**Objective:** Reproduce word for word everything in the Centquatre passage from "José-Manuel Gonçalvès emphasises" down to "activities interact dynamically.".

**Source excerpt:**
We propose two descriptions given by the main managers: the first Christophe Girard, president of the board of directors and promoter of the project as councillor for culture at the time of the restoration, and the second José-Manuel Gonçalvès, sociologist and artistic director of the Centquatre.
Christophe Girard defines the institute as a collaborative artistic platform in which art is made accessible thanks to a popular, yet contemporary and committed, program. For him, the Centquatre is an “aesthetic refuge where art, society and innovation meet”, and where there are “multidisciplinary arts, public mixité, diversity of activities between art and innovation, commerce and public interest. The links between these activities allow for almost infinite combinations” [20].
José-Manuel Gonçalvès emphasises that the institute’s goal is to be a place of “experimentation, rather than a model, where the primary interest is aimed at doing together” [20].
“Experimentation on the links” between the different activities guarantees that the Centquatre is conceived, managed, and used as an “open place”, a space available for individual and collective uses, and in which subjects, actors, and activities interact dynamically.

[Item position entries]
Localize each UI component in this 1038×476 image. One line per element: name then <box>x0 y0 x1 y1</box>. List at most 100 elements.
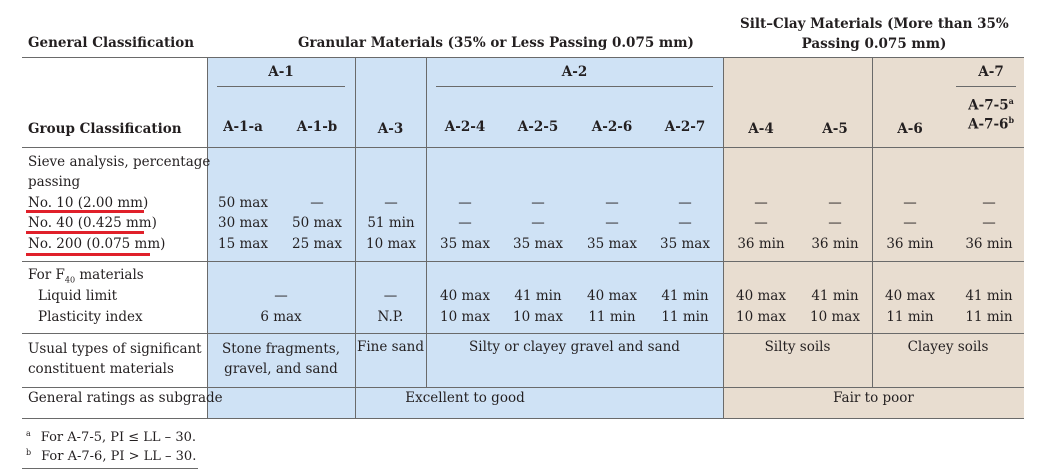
siltclay-rating: Fair to poor <box>833 390 914 406</box>
plasticity-index-cell: 11 min <box>886 309 934 325</box>
group-a75-label: A-7-5 <box>968 97 1009 114</box>
group-a26: A-2-6 <box>591 119 633 135</box>
sieve-cell: 25 max <box>292 236 342 252</box>
divider <box>355 58 356 418</box>
sieve-cell: — <box>903 195 917 211</box>
silty-soils: Silty soils <box>764 339 831 355</box>
group-a1b: A-1-b <box>296 119 338 135</box>
footnote-b-mark: b <box>26 448 32 457</box>
liquid-limit-cell: 40 max <box>587 288 637 304</box>
sieve-cell: — <box>903 215 917 231</box>
group-a6: A-6 <box>897 121 923 137</box>
sieve-no10-label: No. 10 (2.00 mm) <box>28 195 149 211</box>
group-classification-header: Group Classification <box>28 121 182 137</box>
sieve-no40-label: No. 40 (0.425 mm) <box>28 215 157 231</box>
group-a76-label: A-7-6 <box>967 116 1009 133</box>
granular-rating: Excellent to good <box>405 390 525 406</box>
liquid-limit-label: Liquid limit <box>38 288 118 304</box>
group-a2: A-2 <box>561 64 588 80</box>
rule <box>22 333 1024 334</box>
liquid-limit-cell: 41 min <box>811 288 859 304</box>
sieve-cell: — <box>458 195 472 211</box>
sieve-cell: — <box>828 195 842 211</box>
red-underline-no40 <box>26 231 144 234</box>
group-a25: A-2-5 <box>517 119 559 135</box>
plasticity-index-cell: 10 max <box>810 309 860 325</box>
sieve-cell: — <box>605 195 619 211</box>
plasticity-index-cell: 10 max <box>736 309 786 325</box>
f40-materials-label: For F40 materials <box>28 267 144 285</box>
sieve-no200-label: No. 200 (0.075 mm) <box>28 236 166 252</box>
granular-fill <box>207 58 723 418</box>
sieve-cell: 50 max <box>218 195 268 211</box>
plasticity-index-cell: 11 min <box>661 309 709 325</box>
red-underline-no10 <box>26 210 144 213</box>
sieve-cell: — <box>531 195 545 211</box>
a3-plasticity-index: N.P. <box>377 309 404 325</box>
f40-prefix: For F <box>28 267 65 283</box>
divider <box>426 58 427 388</box>
plasticity-index-cell: 10 max <box>513 309 563 325</box>
group-a7: A-7 <box>978 64 1004 80</box>
divider <box>207 58 208 418</box>
f40-subscript: 40 <box>64 275 76 285</box>
group-a4: A-4 <box>748 121 774 137</box>
group-a24: A-2-4 <box>444 119 486 135</box>
usual-label-line1: Usual types of significant <box>28 341 202 357</box>
a1-liquid-limit: — <box>274 288 288 304</box>
rule <box>22 387 1024 388</box>
footnote-a: a For A-7-5, PI ≤ LL – 30. <box>26 429 196 445</box>
liquid-limit-cell: 40 max <box>885 288 935 304</box>
subrule <box>436 86 713 87</box>
footnote-a-mark: a <box>26 429 31 438</box>
plasticity-index-cell: 10 max <box>440 309 490 325</box>
siltclay-fill <box>723 58 1024 418</box>
siltclay-header-line1: Silt–Clay Materials (More than 35% <box>740 16 1009 32</box>
sieve-cell: — <box>754 195 768 211</box>
plasticity-index-cell: 11 min <box>588 309 636 325</box>
liquid-limit-cell: 40 max <box>736 288 786 304</box>
footnote-rule <box>22 468 198 469</box>
footnote-b-marker: b <box>1008 115 1015 125</box>
liquid-limit-cell: 41 min <box>965 288 1013 304</box>
sieve-cell: 35 max <box>440 236 490 252</box>
usual-types-label: Usual types of significant constituent m… <box>28 339 202 379</box>
red-underline-no200 <box>26 253 150 256</box>
sieve-cell: — <box>982 215 996 231</box>
a3-materials: Fine sand <box>357 339 424 355</box>
group-a75: A-7-5a <box>956 96 1026 114</box>
plasticity-index-label: Plasticity index <box>38 309 143 325</box>
rule <box>22 147 1024 148</box>
general-classification-header: General Classification <box>28 35 195 51</box>
subgrade-rating-label: General ratings as subgrade <box>28 390 223 406</box>
group-a1a: A-1-a <box>223 119 263 135</box>
a1-materials-line1: Stone fragments, <box>221 341 341 357</box>
subrule <box>217 86 345 87</box>
sieve-cell: 51 min <box>367 215 415 231</box>
footnote-b-text: For A-7-6, PI > LL – 30. <box>41 449 197 465</box>
plasticity-index-cell: 11 min <box>965 309 1013 325</box>
sieve-cell: — <box>678 215 692 231</box>
sieve-cell: 36 min <box>737 236 785 252</box>
sieve-cell: 15 max <box>218 236 268 252</box>
sieve-cell: — <box>828 215 842 231</box>
siltclay-materials-header: Silt–Clay Materials (More than 35% Passi… <box>740 14 1009 54</box>
sieve-cell: 35 max <box>660 236 710 252</box>
sieve-cell: 30 max <box>218 215 268 231</box>
footnote-b: b For A-7-6, PI > LL – 30. <box>26 448 196 464</box>
clayey-soils: Clayey soils <box>907 339 989 355</box>
sieve-cell: 35 max <box>587 236 637 252</box>
sieve-cell: — <box>458 215 472 231</box>
divider <box>723 58 724 418</box>
sieve-cell: 35 max <box>513 236 563 252</box>
siltclay-header-line2: Passing 0.075 mm) <box>801 36 947 52</box>
usual-label-line2: constituent materials <box>28 361 174 377</box>
sieve-cell: — <box>605 215 619 231</box>
group-a1: A-1 <box>268 64 294 80</box>
a1-materials-line2: gravel, and sand <box>224 361 338 377</box>
group-a3: A-3 <box>377 121 404 137</box>
a1-plasticity-index: 6 max <box>260 309 302 325</box>
sieve-cell: — <box>754 215 768 231</box>
rule <box>22 57 1024 58</box>
sieve-cell: — <box>531 215 545 231</box>
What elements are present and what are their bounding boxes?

**Task solution:**
José-Manuel Gonçalvès emphasises that the institute’s goal is to be a place of “experimentation, rather than a model, where the primary interest is aimed at doing together” [20].
“Experimentation on the links” between the different activities guarantees that the Centquatre is conceived, managed, and used as an “open place”, a space available for individual and collective uses, and in which subjects, actors, and activities interact dynamically.